- Opgave:
Op welke datum hield Ernest Mandel volgens de brontekst zijn lezing in Parijs? Geef alsjeblieft alleen de datum.
─── Brontekst
Geschreven: 1987
Deze versie: Rood
15 december 1987, 19de jaargang, nr. 24, pp. 6-7
Transcriptie: Ernest Mandel Internet
Archief: www.ernestmandel.org
HTML: F., voor het Marxists Internet Archive, augustus
2005
Wij publiceren op deze bladzijden de samenvatting van een lezing die Ernest Mandel op 3 november in Parijs hield. Mandel is marxistisch economist, lid van de SAP en leider van de Vierde Internationale. In de economische vakwereld is Mandel vooral bekend met zijn boeken “Marxistische economische theorie” en “Het Laatkapitalisme.” Wij raden zeer sterk zijn boek “De Crisis” aan. De Franse editie (La Crise coll. “Champs”) wordt regelmatig aangevuld met nieuwe gegevens. In de Engelse en Franse editie van het tijdschrift Inprecor verschijnen regelmatig economische artikels van zijn hand. (red. Rood)
──────
─── Gegevensrecords
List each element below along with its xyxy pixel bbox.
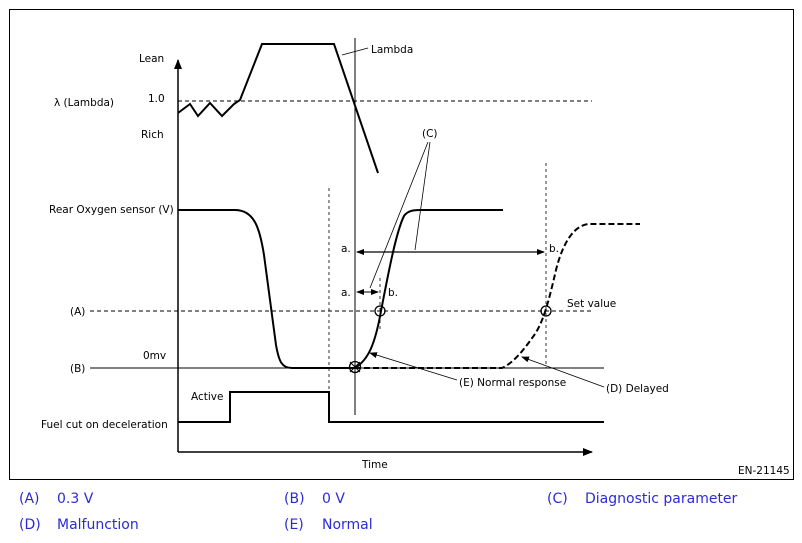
a-level-label: (A) — [70, 306, 85, 318]
zero-mv-label: 0mv — [143, 350, 166, 362]
lambda-leader — [341, 47, 369, 56]
lambda-axis-label: λ (Lambda) — [54, 97, 114, 109]
rich-label: Rich — [141, 129, 164, 141]
legend-code: (A) — [19, 491, 40, 507]
delayed-leader — [521, 356, 605, 388]
legend-text: 0.3 V — [57, 491, 94, 507]
legend-item-c: (C) Diagnostic parameter — [547, 491, 737, 507]
legend-item-e: (E) Normal — [284, 517, 373, 533]
delayed-response-curve — [355, 223, 640, 369]
legend-item-b: (B) 0 V — [284, 491, 345, 507]
legend-item-a: (A) 0.3 V — [19, 491, 93, 507]
rear-o2-falling-curve — [178, 209, 355, 369]
legend-item-d: (D) Malfunction — [19, 517, 139, 533]
diagnostic-parameter-label: (C) — [422, 128, 438, 140]
normal-response-leader — [369, 352, 458, 381]
legend-code: (D) — [19, 517, 41, 533]
a-marker-label-2: a. — [341, 287, 351, 299]
a-marker-label-1: a. — [341, 243, 351, 255]
b-marker-label-2: b. — [388, 287, 398, 299]
lean-label: Lean — [139, 53, 164, 65]
lambda-one-label: 1.0 — [148, 93, 165, 105]
legend-code: (E) — [284, 517, 304, 533]
legend-text: Diagnostic parameter — [585, 491, 738, 507]
c-leader-1 — [369, 141, 429, 289]
legend-text: Malfunction — [57, 517, 139, 533]
rear-o2-label: Rear Oxygen sensor (V) — [49, 204, 174, 216]
legend-code: (C) — [547, 491, 568, 507]
b-marker-label-1: b. — [549, 243, 559, 255]
lambda-curve — [177, 43, 379, 174]
legend-text: Normal — [322, 517, 373, 533]
active-label: Active — [191, 391, 223, 403]
fuel-cut-label: Fuel cut on deceleration — [41, 419, 168, 431]
fuel-cut-signal — [178, 391, 604, 423]
set-value-label: Set value — [567, 298, 616, 310]
start-point-marker — [348, 360, 362, 374]
b-level-label: (B) — [70, 363, 85, 375]
figure-code: EN-21145 — [738, 465, 790, 477]
delayed-label: (D) Delayed — [606, 383, 669, 395]
normal-response-label: (E) Normal response — [459, 377, 566, 389]
delayed-set-point-marker — [540, 305, 552, 317]
normal-response-curve — [354, 208, 503, 369]
legend-text: 0 V — [322, 491, 345, 507]
c-leader-2 — [414, 141, 431, 251]
diagram-frame — [9, 9, 794, 480]
time-axis-label: Time — [361, 459, 388, 471]
legend-code: (B) — [284, 491, 305, 507]
normal-set-point-marker — [374, 305, 386, 317]
lambda-curve-label: Lambda — [371, 44, 413, 56]
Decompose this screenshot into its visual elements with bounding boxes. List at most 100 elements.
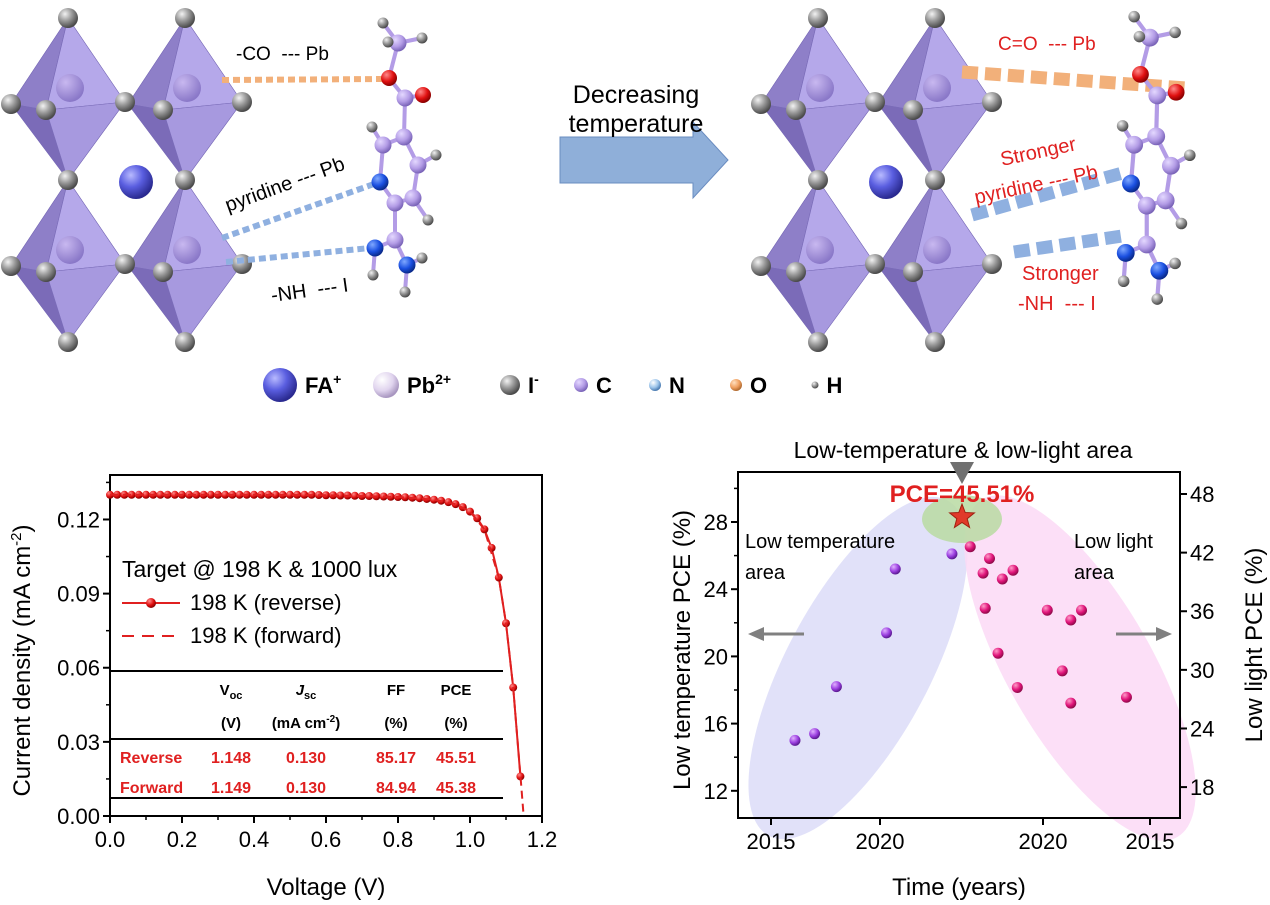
──────
- Antwoord:
Op 3 november.